-- Start --
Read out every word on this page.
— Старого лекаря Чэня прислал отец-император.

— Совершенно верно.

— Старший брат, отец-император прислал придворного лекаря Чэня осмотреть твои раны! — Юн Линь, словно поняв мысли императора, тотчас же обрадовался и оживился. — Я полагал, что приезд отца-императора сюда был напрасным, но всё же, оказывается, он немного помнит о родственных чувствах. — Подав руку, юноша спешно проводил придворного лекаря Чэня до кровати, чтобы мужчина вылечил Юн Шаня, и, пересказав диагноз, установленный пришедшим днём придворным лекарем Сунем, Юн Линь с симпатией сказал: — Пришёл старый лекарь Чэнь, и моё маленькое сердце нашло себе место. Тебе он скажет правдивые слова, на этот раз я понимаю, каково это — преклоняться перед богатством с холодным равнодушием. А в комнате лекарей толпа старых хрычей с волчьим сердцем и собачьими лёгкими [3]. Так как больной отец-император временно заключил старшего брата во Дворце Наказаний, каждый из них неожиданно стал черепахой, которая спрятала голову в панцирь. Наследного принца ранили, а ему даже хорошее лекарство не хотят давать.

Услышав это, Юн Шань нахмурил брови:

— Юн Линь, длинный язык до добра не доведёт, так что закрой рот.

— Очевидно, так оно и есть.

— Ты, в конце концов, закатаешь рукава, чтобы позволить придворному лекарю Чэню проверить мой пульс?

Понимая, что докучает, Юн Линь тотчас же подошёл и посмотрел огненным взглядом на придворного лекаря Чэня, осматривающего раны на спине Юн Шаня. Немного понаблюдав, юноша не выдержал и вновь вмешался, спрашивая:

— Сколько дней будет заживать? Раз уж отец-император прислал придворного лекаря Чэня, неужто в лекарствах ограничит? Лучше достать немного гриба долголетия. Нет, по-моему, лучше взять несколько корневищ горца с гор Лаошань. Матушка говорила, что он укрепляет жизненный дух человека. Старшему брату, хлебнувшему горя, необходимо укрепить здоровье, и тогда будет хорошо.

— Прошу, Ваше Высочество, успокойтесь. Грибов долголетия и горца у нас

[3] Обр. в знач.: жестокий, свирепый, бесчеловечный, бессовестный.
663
-- End --
▶ Given problem: Lines that hold "император" are the ones to copy; find all of them.

▶ Finished task:
— Старого лекаря Чэня прислал отец-император.
— Старший брат, отец-император прислал придворного лекаря Чэня осмотреть твои раны! — Юн Линь, словно поняв мысли императора, тотчас же обрадовался и оживился. — Я полагал, что приезд отца-императора сюда был напрасным, но всё же, оказывается, он немного помнит о родственных чувствах. — Подав руку, юноша спешно проводил придворного лекаря Чэня до кровати, чтобы мужчина вылечил Юн Шаня, и, пересказав диагноз, установленный пришедшим днём придворным лекарем Сунем, Юн Линь с симпатией сказал: — Пришёл старый лекарь Чэнь, и моё маленькое сердце нашло себе место. Тебе он скажет правдивые слова, на этот раз я понимаю, каково это — преклоняться перед богатством с холодным равнодушием. А в комнате лекарей толпа старых хрычей с волчьим сердцем и собачьими лёгкими [3]. Так как больной отец-император временно заключил старшего брата во Дворце Наказаний, каждый из них неожиданно стал черепахой, которая спрятала голову в панцирь. Наследного принца ранили, а ему даже хорошее лекарство не хотят давать.
— Сколько дней будет заживать? Раз уж отец-император прислал придворного лекаря Чэня, неужто в лекарствах ограничит? Лучше достать немного гриба долголетия. Нет, по-моему, лучше взять несколько корневищ горца с гор Лаошань. Матушка говорила, что он укрепляет жизненный дух человека. Старшему брату, хлебнувшему горя, необходимо укрепить здоровье, и тогда будет хорошо.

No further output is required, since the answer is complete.